┏━━
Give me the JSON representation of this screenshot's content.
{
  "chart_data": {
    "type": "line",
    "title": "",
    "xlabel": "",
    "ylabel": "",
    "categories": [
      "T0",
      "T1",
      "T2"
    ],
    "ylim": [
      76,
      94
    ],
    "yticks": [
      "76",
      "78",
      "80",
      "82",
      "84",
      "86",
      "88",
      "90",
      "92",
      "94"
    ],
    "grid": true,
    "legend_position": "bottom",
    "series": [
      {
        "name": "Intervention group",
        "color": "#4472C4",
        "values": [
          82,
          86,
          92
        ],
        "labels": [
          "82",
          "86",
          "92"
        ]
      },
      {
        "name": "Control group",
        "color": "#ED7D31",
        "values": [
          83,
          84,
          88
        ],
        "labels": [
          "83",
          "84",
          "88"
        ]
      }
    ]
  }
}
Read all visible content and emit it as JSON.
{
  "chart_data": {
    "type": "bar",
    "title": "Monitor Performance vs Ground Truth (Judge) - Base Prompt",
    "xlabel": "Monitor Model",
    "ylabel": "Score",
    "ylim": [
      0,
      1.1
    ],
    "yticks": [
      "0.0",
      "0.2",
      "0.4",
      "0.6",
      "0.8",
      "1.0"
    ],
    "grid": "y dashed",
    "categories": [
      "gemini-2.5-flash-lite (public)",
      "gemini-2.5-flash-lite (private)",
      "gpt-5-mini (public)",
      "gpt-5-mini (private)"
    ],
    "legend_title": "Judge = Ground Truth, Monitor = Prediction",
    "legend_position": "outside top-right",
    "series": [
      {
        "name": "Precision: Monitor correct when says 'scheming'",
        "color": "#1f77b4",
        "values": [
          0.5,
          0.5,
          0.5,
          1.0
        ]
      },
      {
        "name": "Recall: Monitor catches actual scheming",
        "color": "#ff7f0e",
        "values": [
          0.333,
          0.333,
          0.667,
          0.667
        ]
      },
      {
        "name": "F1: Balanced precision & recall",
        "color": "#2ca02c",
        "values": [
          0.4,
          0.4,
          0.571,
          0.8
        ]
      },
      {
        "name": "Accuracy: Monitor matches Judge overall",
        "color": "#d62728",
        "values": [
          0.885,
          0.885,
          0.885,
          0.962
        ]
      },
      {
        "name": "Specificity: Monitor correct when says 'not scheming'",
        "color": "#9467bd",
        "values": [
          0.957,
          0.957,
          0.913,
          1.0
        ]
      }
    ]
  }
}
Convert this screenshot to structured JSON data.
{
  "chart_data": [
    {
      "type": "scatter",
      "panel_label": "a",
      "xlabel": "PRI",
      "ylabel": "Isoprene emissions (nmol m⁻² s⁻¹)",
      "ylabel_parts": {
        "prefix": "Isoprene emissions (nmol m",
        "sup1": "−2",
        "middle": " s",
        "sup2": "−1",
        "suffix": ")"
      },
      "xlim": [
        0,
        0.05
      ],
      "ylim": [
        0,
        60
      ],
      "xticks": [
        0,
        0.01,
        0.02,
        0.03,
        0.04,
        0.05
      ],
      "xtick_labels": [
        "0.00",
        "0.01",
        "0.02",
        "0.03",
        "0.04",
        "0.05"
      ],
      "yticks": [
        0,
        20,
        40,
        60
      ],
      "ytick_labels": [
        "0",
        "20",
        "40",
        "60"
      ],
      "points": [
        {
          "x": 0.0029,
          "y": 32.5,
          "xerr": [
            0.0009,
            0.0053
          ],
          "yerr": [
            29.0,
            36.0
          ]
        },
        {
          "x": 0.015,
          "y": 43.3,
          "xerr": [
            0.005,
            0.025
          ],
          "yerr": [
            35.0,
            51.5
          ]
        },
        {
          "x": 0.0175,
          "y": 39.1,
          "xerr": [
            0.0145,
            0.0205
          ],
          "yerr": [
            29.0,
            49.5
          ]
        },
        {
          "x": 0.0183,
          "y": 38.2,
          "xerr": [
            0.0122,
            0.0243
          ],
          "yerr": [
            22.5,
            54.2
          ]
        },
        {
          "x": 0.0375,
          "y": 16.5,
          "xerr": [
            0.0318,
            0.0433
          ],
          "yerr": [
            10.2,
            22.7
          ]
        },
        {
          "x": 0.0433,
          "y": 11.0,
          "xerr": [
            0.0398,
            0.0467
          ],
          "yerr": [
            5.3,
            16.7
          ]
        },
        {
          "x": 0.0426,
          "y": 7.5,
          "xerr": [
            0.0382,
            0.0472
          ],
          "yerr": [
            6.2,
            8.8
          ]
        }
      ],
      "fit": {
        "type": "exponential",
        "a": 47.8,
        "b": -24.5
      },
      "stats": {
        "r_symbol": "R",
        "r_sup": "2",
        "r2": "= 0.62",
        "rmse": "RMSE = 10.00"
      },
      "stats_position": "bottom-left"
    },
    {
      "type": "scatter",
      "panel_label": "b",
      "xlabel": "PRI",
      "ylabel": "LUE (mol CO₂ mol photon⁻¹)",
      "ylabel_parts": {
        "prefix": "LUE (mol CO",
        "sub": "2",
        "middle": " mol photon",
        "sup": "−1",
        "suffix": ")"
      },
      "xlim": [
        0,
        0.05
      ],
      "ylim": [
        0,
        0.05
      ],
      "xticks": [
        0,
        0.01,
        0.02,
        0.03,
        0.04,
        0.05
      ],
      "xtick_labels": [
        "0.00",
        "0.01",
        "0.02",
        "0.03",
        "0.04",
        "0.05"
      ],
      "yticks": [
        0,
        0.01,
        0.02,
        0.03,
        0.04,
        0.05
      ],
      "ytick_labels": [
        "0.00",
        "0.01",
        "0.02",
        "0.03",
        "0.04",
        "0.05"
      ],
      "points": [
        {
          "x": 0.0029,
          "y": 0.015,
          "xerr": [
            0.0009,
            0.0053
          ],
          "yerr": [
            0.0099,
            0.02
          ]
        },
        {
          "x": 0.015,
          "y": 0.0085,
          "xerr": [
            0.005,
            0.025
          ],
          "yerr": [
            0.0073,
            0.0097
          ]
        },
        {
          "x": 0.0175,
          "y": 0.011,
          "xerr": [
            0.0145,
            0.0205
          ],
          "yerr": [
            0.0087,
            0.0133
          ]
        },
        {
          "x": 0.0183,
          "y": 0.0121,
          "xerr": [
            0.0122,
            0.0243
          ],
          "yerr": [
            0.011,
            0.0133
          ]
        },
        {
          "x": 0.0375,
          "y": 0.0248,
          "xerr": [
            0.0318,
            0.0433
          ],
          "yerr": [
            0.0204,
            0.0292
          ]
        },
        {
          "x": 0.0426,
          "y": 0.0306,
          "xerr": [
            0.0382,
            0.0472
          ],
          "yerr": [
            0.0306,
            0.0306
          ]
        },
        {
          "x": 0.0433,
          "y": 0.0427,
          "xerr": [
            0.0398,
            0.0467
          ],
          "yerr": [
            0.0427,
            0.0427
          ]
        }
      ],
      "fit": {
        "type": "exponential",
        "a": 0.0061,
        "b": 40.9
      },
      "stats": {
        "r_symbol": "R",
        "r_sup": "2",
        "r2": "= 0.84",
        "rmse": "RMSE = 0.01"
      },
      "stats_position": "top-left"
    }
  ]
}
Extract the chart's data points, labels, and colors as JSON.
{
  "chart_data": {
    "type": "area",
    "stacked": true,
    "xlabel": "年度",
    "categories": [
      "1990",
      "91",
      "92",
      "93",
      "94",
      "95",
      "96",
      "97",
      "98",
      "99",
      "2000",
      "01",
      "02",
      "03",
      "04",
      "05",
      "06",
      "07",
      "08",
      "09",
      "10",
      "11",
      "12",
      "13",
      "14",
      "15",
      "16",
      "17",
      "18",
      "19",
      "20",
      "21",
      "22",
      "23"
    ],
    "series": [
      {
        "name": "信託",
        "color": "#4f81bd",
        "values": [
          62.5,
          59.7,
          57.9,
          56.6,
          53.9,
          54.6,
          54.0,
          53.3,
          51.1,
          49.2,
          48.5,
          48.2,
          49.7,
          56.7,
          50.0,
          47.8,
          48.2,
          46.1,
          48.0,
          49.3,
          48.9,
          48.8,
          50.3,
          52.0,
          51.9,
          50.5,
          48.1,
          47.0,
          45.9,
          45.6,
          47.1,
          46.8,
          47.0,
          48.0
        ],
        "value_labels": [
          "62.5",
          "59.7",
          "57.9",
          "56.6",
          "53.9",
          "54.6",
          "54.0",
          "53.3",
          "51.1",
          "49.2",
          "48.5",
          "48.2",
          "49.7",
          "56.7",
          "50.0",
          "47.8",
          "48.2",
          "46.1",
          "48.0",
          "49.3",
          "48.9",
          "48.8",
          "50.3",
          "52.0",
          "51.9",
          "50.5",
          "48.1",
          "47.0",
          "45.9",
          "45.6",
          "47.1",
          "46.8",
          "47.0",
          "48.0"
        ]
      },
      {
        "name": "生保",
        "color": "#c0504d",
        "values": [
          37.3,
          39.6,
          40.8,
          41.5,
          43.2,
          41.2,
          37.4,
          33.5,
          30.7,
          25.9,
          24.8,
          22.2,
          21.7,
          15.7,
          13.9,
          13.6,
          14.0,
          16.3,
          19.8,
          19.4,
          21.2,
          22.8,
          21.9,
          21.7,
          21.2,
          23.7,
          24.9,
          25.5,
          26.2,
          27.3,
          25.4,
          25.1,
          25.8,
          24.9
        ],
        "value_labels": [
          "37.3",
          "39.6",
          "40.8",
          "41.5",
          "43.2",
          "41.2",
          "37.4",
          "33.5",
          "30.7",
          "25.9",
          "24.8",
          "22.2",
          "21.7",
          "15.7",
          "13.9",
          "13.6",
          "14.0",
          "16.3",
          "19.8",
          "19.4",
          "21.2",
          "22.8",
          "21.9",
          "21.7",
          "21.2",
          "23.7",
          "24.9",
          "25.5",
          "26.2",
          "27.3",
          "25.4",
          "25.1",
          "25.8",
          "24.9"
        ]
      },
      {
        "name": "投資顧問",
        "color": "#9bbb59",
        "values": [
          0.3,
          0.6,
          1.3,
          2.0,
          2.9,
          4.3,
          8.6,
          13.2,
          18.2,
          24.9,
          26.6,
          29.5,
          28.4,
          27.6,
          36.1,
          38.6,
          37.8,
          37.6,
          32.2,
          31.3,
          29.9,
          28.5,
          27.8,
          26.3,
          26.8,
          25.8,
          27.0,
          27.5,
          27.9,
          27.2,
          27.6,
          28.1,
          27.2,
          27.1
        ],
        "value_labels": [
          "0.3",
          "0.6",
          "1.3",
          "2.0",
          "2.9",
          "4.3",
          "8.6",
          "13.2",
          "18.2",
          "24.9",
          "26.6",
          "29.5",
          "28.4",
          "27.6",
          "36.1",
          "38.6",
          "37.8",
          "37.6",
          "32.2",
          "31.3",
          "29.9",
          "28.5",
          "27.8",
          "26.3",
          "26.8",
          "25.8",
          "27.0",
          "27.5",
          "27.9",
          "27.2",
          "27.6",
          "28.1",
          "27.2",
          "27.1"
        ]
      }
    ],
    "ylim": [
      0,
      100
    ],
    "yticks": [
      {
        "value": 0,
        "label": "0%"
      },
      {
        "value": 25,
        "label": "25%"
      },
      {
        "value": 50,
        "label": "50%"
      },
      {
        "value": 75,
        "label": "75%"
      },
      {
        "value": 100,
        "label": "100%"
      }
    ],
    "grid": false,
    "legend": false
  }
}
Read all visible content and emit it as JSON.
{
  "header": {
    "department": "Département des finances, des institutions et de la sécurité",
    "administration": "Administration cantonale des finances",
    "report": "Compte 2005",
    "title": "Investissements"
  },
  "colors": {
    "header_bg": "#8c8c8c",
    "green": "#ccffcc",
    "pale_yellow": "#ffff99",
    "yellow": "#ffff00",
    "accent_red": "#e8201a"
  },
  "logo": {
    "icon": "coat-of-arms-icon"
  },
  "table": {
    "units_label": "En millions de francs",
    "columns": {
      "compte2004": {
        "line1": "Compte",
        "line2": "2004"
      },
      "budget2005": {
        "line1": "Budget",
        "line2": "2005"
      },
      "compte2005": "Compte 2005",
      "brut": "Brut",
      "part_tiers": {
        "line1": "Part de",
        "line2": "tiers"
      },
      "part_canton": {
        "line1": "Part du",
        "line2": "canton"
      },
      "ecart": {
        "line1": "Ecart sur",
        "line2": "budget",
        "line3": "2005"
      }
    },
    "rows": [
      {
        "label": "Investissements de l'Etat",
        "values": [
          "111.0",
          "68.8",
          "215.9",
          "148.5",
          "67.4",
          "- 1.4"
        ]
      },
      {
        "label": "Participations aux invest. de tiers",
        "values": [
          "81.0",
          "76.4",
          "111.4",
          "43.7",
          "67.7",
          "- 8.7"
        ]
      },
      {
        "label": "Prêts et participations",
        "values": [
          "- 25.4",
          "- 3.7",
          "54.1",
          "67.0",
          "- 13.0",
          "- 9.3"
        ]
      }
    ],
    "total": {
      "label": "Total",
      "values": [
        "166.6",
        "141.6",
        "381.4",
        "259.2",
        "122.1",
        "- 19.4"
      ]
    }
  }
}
┗━━
[Job]
Search the records for the word "type" and copy every line where it occurs.

[Exercise output]
    "type": "line",
    "type": "bar",
      "type": "scatter",
        "type": "exponential",
      "type": "scatter",
        "type": "exponential",
    "type": "area",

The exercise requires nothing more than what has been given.